[JOB]:
Lines containing the string "stripe" are to be collected in full.
====== STORED RECORDS ======
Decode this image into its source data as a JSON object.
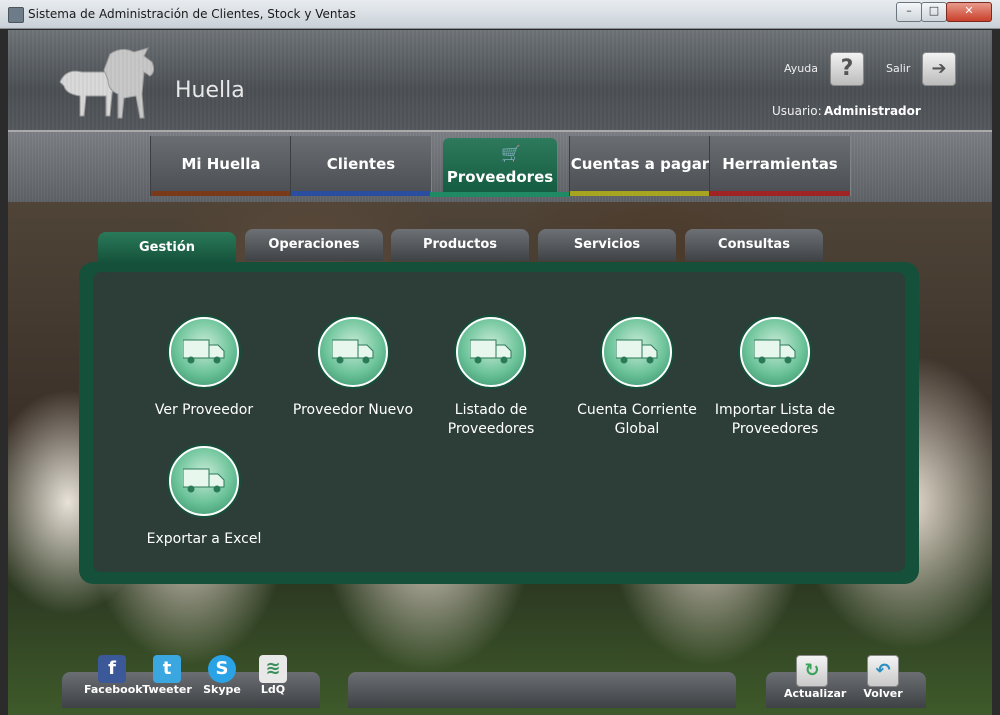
{
  "window": {
    "title": "Sistema de Administración de Clientes, Stock y Ventas",
    "min": "–",
    "max": "□",
    "close": "✕"
  },
  "header": {
    "brand": "Huella",
    "help_label": "Ayuda",
    "help_glyph": "?",
    "exit_label": "Salir",
    "exit_glyph": "➔",
    "user_label": "Usuario:",
    "user_value": "Administrador"
  },
  "nav": {
    "tabs": [
      {
        "label": "Mi Huella",
        "stripe": "#7a3a1a"
      },
      {
        "label": "Clientes",
        "stripe": "#2a4da0"
      },
      {
        "label": "Proveedores",
        "stripe": "#1f8a64",
        "active": true
      },
      {
        "label": "Cuentas a pagar",
        "stripe": "#a7a51f"
      },
      {
        "label": "Herramientas",
        "stripe": "#a02424"
      }
    ]
  },
  "subtabs": [
    "Gestión",
    "Operaciones",
    "Productos",
    "Servicios",
    "Consultas"
  ],
  "tiles": [
    "Ver Proveedor",
    "Proveedor Nuevo",
    "Listado de Proveedores",
    "Cuenta Corriente Global",
    "Importar Lista de Proveedores",
    "Exportar a Excel"
  ],
  "social": [
    {
      "label": "Facebook",
      "glyph": "f"
    },
    {
      "label": "Tweeter",
      "glyph": "t"
    },
    {
      "label": "Skype",
      "glyph": "S"
    },
    {
      "label": "LdQ",
      "glyph": "≋"
    }
  ],
  "actions": [
    {
      "label": "Actualizar",
      "glyph": "↻"
    },
    {
      "label": "Volver",
      "glyph": "↶"
    }
  ],
  "colors": {
    "accent": "#14503a",
    "tile_icon": "#6cc39a"
  }
}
======
[TASK OUTPUT]:
        "stripe": "#7a3a1a"
        "stripe": "#2a4da0"
        "stripe": "#1f8a64",
        "stripe": "#a7a51f"
        "stripe": "#a02424"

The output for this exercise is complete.